WORK TO DO.
Copy all the entries below exactly, but not the pictures.
--- begin DATASET ---
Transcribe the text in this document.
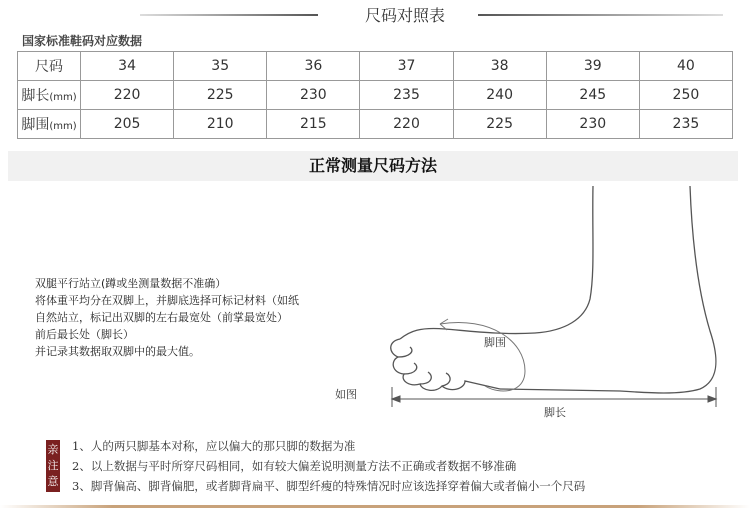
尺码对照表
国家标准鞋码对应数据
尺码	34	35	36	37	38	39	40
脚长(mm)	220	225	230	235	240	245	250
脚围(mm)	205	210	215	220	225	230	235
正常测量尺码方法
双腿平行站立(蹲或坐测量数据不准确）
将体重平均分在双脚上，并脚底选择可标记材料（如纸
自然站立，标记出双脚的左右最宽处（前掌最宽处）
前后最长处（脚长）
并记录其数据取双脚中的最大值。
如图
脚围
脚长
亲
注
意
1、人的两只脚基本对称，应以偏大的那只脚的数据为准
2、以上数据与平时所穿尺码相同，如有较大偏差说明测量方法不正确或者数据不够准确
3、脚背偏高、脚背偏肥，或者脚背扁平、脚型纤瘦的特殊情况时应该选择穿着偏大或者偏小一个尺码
--- end DATASET ---
ANSWER BELOW.
Transcribe the text in this document.
尺码对照表
国家标准鞋码对应数据
尺码	34	35	36	37	38	39	40
脚长(mm)	220	225	230	235	240	245	250
脚围(mm)	205	210	215	220	225	230	235
正常测量尺码方法
双腿平行站立(蹲或坐测量数据不准确）
将体重平均分在双脚上，并脚底选择可标记材料（如纸
自然站立，标记出双脚的左右最宽处（前掌最宽处）
前后最长处（脚长）
并记录其数据取双脚中的最大值。
如图
脚围
脚长
亲
注
意
1、人的两只脚基本对称，应以偏大的那只脚的数据为准
2、以上数据与平时所穿尺码相同，如有较大偏差说明测量方法不正确或者数据不够准确
3、脚背偏高、脚背偏肥，或者脚背扁平、脚型纤瘦的特殊情况时应该选择穿着偏大或者偏小一个尺码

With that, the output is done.